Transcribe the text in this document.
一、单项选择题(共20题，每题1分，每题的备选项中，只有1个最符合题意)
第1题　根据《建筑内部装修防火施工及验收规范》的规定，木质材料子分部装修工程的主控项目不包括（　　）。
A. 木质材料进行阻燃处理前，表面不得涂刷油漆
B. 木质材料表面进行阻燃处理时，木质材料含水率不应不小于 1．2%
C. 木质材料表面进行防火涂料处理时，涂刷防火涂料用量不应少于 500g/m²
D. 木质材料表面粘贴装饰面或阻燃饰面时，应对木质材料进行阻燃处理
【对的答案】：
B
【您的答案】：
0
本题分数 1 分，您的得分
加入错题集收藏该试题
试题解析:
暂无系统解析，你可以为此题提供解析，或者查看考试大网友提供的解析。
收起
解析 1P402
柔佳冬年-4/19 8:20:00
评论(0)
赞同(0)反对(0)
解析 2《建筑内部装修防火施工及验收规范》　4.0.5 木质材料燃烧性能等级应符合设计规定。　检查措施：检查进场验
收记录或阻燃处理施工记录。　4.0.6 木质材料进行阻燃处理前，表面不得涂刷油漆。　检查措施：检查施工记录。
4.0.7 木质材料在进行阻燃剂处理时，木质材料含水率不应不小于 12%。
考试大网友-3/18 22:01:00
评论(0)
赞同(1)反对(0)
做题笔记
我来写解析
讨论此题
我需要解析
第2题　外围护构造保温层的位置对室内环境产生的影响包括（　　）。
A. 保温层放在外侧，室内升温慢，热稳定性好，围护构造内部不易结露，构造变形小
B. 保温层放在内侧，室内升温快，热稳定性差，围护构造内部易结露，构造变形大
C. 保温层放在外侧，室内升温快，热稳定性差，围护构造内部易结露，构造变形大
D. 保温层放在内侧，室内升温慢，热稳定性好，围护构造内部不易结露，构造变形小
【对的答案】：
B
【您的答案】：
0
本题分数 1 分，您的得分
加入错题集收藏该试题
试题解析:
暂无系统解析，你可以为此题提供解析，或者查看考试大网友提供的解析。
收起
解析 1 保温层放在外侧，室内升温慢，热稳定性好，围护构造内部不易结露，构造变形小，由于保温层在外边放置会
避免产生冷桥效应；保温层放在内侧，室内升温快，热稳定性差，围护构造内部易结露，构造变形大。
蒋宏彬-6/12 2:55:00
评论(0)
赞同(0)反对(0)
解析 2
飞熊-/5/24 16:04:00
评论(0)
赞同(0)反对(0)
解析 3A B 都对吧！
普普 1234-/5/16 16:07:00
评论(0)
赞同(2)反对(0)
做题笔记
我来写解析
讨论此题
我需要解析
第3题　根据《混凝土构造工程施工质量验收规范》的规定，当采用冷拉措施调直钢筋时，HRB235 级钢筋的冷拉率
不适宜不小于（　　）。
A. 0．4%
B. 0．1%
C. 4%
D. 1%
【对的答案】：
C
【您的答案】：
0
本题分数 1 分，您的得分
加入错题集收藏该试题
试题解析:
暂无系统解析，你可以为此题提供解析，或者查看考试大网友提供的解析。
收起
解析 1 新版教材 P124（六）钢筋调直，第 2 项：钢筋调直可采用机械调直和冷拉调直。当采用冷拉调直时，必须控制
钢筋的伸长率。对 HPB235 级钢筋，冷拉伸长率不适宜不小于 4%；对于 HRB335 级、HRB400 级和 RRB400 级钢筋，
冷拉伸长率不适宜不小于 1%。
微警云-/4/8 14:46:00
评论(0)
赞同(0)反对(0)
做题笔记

· · · · · · ·

> [Directive] Using the listing above, retype each line exactly.

> [Full answer]
Transcribe the text in this document.
一、单项选择题(共20题，每题1分，每题的备选项中，只有1个最符合题意)
第1题　根据《建筑内部装修防火施工及验收规范》的规定，木质材料子分部装修工程的主控项目不包括（　　）。
A. 木质材料进行阻燃处理前，表面不得涂刷油漆
B. 木质材料表面进行阻燃处理时，木质材料含水率不应不小于 1．2%
C. 木质材料表面进行防火涂料处理时，涂刷防火涂料用量不应少于 500g/m²
D. 木质材料表面粘贴装饰面或阻燃饰面时，应对木质材料进行阻燃处理
【对的答案】：
B
【您的答案】：
0
本题分数 1 分，您的得分
加入错题集收藏该试题
试题解析:
暂无系统解析，你可以为此题提供解析，或者查看考试大网友提供的解析。
收起
解析 1P402
柔佳冬年-4/19 8:20:00
评论(0)
赞同(0)反对(0)
解析 2《建筑内部装修防火施工及验收规范》　4.0.5 木质材料燃烧性能等级应符合设计规定。　检查措施：检查进场验
收记录或阻燃处理施工记录。　4.0.6 木质材料进行阻燃处理前，表面不得涂刷油漆。　检查措施：检查施工记录。
4.0.7 木质材料在进行阻燃剂处理时，木质材料含水率不应不小于 12%。
考试大网友-3/18 22:01:00
评论(0)
赞同(1)反对(0)
做题笔记
我来写解析
讨论此题
我需要解析
第2题　外围护构造保温层的位置对室内环境产生的影响包括（　　）。
A. 保温层放在外侧，室内升温慢，热稳定性好，围护构造内部不易结露，构造变形小
B. 保温层放在内侧，室内升温快，热稳定性差，围护构造内部易结露，构造变形大
C. 保温层放在外侧，室内升温快，热稳定性差，围护构造内部易结露，构造变形大
D. 保温层放在内侧，室内升温慢，热稳定性好，围护构造内部不易结露，构造变形小
【对的答案】：
B
【您的答案】：
0
本题分数 1 分，您的得分
加入错题集收藏该试题
试题解析:
暂无系统解析，你可以为此题提供解析，或者查看考试大网友提供的解析。
收起
解析 1 保温层放在外侧，室内升温慢，热稳定性好，围护构造内部不易结露，构造变形小，由于保温层在外边放置会
避免产生冷桥效应；保温层放在内侧，室内升温快，热稳定性差，围护构造内部易结露，构造变形大。
蒋宏彬-6/12 2:55:00
评论(0)
赞同(0)反对(0)
解析 2
飞熊-/5/24 16:04:00
评论(0)
赞同(0)反对(0)
解析 3A B 都对吧！
普普 1234-/5/16 16:07:00
评论(0)
赞同(2)反对(0)
做题笔记
我来写解析
讨论此题
我需要解析
第3题　根据《混凝土构造工程施工质量验收规范》的规定，当采用冷拉措施调直钢筋时，HRB235 级钢筋的冷拉率
不适宜不小于（　　）。
A. 0．4%
B. 0．1%
C. 4%
D. 1%
【对的答案】：
C
【您的答案】：
0
本题分数 1 分，您的得分
加入错题集收藏该试题
试题解析:
暂无系统解析，你可以为此题提供解析，或者查看考试大网友提供的解析。
收起
解析 1 新版教材 P124（六）钢筋调直，第 2 项：钢筋调直可采用机械调直和冷拉调直。当采用冷拉调直时，必须控制
钢筋的伸长率。对 HPB235 级钢筋，冷拉伸长率不适宜不小于 4%；对于 HRB335 级、HRB400 级和 RRB400 级钢筋，
冷拉伸长率不适宜不小于 1%。
微警云-/4/8 14:46:00
评论(0)
赞同(0)反对(0)
做题笔记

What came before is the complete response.